Copy each line below that includes "chevron".
________________
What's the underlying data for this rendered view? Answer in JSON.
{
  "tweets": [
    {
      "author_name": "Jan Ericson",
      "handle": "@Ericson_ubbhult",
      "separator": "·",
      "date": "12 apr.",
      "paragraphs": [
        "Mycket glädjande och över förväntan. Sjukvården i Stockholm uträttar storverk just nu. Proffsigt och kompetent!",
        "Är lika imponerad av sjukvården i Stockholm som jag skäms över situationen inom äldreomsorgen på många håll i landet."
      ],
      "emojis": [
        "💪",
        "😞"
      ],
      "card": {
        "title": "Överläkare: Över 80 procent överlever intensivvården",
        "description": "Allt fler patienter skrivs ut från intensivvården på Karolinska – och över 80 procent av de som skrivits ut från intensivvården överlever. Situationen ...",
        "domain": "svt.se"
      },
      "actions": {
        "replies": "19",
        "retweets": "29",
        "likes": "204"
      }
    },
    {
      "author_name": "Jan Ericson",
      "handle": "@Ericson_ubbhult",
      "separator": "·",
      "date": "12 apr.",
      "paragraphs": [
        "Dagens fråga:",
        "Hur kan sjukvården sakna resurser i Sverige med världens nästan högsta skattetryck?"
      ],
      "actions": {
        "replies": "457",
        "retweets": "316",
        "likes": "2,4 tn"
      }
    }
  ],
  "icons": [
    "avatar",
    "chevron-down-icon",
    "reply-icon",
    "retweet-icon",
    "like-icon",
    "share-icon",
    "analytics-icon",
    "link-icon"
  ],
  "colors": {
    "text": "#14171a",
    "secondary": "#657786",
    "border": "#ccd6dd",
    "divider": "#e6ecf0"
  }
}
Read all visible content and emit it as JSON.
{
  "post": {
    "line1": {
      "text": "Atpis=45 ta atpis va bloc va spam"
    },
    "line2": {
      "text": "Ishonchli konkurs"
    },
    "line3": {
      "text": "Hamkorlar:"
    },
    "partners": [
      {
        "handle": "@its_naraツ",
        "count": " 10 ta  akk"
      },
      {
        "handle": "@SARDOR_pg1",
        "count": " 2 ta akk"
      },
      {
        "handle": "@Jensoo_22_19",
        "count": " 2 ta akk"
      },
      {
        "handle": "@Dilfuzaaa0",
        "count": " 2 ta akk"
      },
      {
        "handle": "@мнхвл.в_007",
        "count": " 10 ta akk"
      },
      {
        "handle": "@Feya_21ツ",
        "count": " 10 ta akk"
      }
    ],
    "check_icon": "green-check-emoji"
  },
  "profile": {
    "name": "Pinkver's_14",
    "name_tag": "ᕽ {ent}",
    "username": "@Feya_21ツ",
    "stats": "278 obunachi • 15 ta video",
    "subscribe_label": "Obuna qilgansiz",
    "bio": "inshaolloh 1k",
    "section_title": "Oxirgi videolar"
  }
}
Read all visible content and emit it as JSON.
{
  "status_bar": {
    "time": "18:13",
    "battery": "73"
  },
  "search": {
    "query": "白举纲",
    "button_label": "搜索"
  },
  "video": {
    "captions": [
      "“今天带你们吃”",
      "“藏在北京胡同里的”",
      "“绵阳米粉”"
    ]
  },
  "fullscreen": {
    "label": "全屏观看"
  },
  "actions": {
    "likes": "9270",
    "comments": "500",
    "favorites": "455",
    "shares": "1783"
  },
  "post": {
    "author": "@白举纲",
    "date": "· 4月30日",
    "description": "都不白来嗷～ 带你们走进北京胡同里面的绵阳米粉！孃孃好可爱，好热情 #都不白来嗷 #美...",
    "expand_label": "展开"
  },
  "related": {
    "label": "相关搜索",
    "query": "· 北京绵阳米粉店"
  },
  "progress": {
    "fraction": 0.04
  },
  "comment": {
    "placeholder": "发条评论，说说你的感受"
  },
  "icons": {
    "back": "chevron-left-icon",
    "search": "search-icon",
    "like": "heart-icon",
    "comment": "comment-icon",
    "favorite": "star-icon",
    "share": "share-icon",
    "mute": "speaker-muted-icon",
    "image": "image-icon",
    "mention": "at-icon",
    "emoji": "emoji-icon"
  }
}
________________
Output of the exercise
    "chevron-down-icon",
    "back": "chevron-left-icon",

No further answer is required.